- [Given task]
Go through the listing and write out all of it exactly.

- [A run of records]
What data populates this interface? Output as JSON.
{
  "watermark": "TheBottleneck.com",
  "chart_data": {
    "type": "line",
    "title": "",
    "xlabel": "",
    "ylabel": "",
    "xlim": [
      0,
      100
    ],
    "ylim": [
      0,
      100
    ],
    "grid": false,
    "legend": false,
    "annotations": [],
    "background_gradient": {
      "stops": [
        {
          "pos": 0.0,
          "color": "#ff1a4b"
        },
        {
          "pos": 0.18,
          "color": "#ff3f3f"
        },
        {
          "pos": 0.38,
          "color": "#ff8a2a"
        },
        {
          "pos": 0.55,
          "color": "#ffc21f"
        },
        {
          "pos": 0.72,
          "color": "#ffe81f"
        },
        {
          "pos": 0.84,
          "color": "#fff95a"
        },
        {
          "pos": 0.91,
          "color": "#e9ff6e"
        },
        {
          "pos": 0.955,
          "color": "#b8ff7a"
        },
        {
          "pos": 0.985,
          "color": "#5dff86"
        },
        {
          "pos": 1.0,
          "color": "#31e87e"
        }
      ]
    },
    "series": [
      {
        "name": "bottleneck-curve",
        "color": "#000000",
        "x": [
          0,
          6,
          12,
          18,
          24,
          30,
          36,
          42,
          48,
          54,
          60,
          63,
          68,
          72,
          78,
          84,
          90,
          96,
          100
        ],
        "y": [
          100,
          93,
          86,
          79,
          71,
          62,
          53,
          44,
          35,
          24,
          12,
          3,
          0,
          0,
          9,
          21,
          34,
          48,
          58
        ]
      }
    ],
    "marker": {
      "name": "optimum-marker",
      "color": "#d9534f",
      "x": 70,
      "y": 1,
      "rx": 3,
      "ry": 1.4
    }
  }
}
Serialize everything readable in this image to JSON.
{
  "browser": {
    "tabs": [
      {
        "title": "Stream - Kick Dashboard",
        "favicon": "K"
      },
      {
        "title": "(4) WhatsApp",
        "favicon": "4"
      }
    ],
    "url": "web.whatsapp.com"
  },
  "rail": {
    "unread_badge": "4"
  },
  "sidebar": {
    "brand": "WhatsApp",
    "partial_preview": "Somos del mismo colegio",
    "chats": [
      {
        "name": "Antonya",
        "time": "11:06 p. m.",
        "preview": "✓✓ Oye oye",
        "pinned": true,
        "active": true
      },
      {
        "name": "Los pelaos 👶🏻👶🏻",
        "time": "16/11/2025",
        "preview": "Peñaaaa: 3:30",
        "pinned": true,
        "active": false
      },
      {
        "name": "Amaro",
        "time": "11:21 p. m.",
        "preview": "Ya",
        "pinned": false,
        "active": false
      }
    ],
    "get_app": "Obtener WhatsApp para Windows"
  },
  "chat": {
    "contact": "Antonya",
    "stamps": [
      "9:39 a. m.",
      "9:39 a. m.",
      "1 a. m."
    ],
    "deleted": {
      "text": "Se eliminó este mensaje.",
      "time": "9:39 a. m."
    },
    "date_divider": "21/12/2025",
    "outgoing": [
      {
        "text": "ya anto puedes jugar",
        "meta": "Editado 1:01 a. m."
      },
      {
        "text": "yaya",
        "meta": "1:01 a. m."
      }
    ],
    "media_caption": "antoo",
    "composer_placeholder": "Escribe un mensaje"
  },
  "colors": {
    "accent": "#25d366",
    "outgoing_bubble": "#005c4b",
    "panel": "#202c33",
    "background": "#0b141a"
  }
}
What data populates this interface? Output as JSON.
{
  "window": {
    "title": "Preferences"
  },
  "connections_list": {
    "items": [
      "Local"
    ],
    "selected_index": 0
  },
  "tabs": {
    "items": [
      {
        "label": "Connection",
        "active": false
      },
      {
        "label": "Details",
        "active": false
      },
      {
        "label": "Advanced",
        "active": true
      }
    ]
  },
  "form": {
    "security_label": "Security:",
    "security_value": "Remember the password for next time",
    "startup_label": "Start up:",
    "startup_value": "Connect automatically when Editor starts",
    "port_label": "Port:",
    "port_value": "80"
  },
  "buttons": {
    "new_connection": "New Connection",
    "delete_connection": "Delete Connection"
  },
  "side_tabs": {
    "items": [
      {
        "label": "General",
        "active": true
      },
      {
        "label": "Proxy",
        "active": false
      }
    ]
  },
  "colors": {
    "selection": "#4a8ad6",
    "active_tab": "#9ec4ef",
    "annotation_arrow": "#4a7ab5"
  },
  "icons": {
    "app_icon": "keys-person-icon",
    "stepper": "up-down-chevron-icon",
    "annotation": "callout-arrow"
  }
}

- [The response]
What data populates this interface? Output as JSON.
{
  "watermark": "TheBottleneck.com",
  "chart_data": {
    "type": "line",
    "title": "",
    "xlabel": "",
    "ylabel": "",
    "xlim": [
      0,
      100
    ],
    "ylim": [
      0,
      100
    ],
    "grid": false,
    "legend": false,
    "annotations": [],
    "background_gradient": {
      "stops": [
        {
          "pos": 0.0,
          "color": "#ff1a4b"
        },
        {
          "pos": 0.18,
          "color": "#ff3f3f"
        },
        {
          "pos": 0.38,
          "color": "#ff8a2a"
        },
        {
          "pos": 0.55,
          "color": "#ffc21f"
        },
        {
          "pos": 0.72,
          "color": "#ffe81f"
        },
        {
          "pos": 0.84,
          "color": "#fff95a"
        },
        {
          "pos": 0.91,
          "color": "#e9ff6e"
        },
        {
          "pos": 0.955,
          "color": "#b8ff7a"
        },
        {
          "pos": 0.985,
          "color": "#5dff86"
        },
        {
          "pos": 1.0,
          "color": "#31e87e"
        }
      ]
    },
    "series": [
      {
        "name": "bottleneck-curve",
        "color": "#000000",
        "x": [
          0,
          6,
          12,
          18,
          24,
          30,
          36,
          42,
          48,
          54,
          60,
          63,
          68,
          72,
          78,
          84,
          90,
          96,
          100
        ],
        "y": [
          100,
          93,
          86,
          79,
          71,
          62,
          53,
          44,
          35,
          24,
          12,
          3,
          0,
          0,
          9,
          21,
          34,
          48,
          58
        ]
      }
    ],
    "marker": {
      "name": "optimum-marker",
      "color": "#d9534f",
      "x": 70,
      "y": 1,
      "rx": 3,
      "ry": 1.4
    }
  }
}
Serialize everything readable in this image to JSON.
{
  "browser": {
    "tabs": [
      {
        "title": "Stream - Kick Dashboard",
        "favicon": "K"
      },
      {
        "title": "(4) WhatsApp",
        "favicon": "4"
      }
    ],
    "url": "web.whatsapp.com"
  },
  "rail": {
    "unread_badge": "4"
  },
  "sidebar": {
    "brand": "WhatsApp",
    "partial_preview": "Somos del mismo colegio",
    "chats": [
      {
        "name": "Antonya",
        "time": "11:06 p. m.",
        "preview": "✓✓ Oye oye",
        "pinned": true,
        "active": true
      },
      {
        "name": "Los pelaos 👶🏻👶🏻",
        "time": "16/11/2025",
        "preview": "Peñaaaa: 3:30",
        "pinned": true,
        "active": false
      },
      {
        "name": "Amaro",
        "time": "11:21 p. m.",
        "preview": "Ya",
        "pinned": false,
        "active": false
      }
    ],
    "get_app": "Obtener WhatsApp para Windows"
  },
  "chat": {
    "contact": "Antonya",
    "stamps": [
      "9:39 a. m.",
      "9:39 a. m.",
      "1 a. m."
    ],
    "deleted": {
      "text": "Se eliminó este mensaje.",
      "time": "9:39 a. m."
    },
    "date_divider": "21/12/2025",
    "outgoing": [
      {
        "text": "ya anto puedes jugar",
        "meta": "Editado 1:01 a. m."
      },
      {
        "text": "yaya",
        "meta": "1:01 a. m."
      }
    ],
    "media_caption": "antoo",
    "composer_placeholder": "Escribe un mensaje"
  },
  "colors": {
    "accent": "#25d366",
    "outgoing_bubble": "#005c4b",
    "panel": "#202c33",
    "background": "#0b141a"
  }
}
What data populates this interface? Output as JSON.
{
  "window": {
    "title": "Preferences"
  },
  "connections_list": {
    "items": [
      "Local"
    ],
    "selected_index": 0
  },
  "tabs": {
    "items": [
      {
        "label": "Connection",
        "active": false
      },
      {
        "label": "Details",
        "active": false
      },
      {
        "label": "Advanced",
        "active": true
      }
    ]
  },
  "form": {
    "security_label": "Security:",
    "security_value": "Remember the password for next time",
    "startup_label": "Start up:",
    "startup_value": "Connect automatically when Editor starts",
    "port_label": "Port:",
    "port_value": "80"
  },
  "buttons": {
    "new_connection": "New Connection",
    "delete_connection": "Delete Connection"
  },
  "side_tabs": {
    "items": [
      {
        "label": "General",
        "active": true
      },
      {
        "label": "Proxy",
        "active": false
      }
    ]
  },
  "colors": {
    "selection": "#4a8ad6",
    "active_tab": "#9ec4ef",
    "annotation_arrow": "#4a7ab5"
  },
  "icons": {
    "app_icon": "keys-person-icon",
    "stepper": "up-down-chevron-icon",
    "annotation": "callout-arrow"
  }
}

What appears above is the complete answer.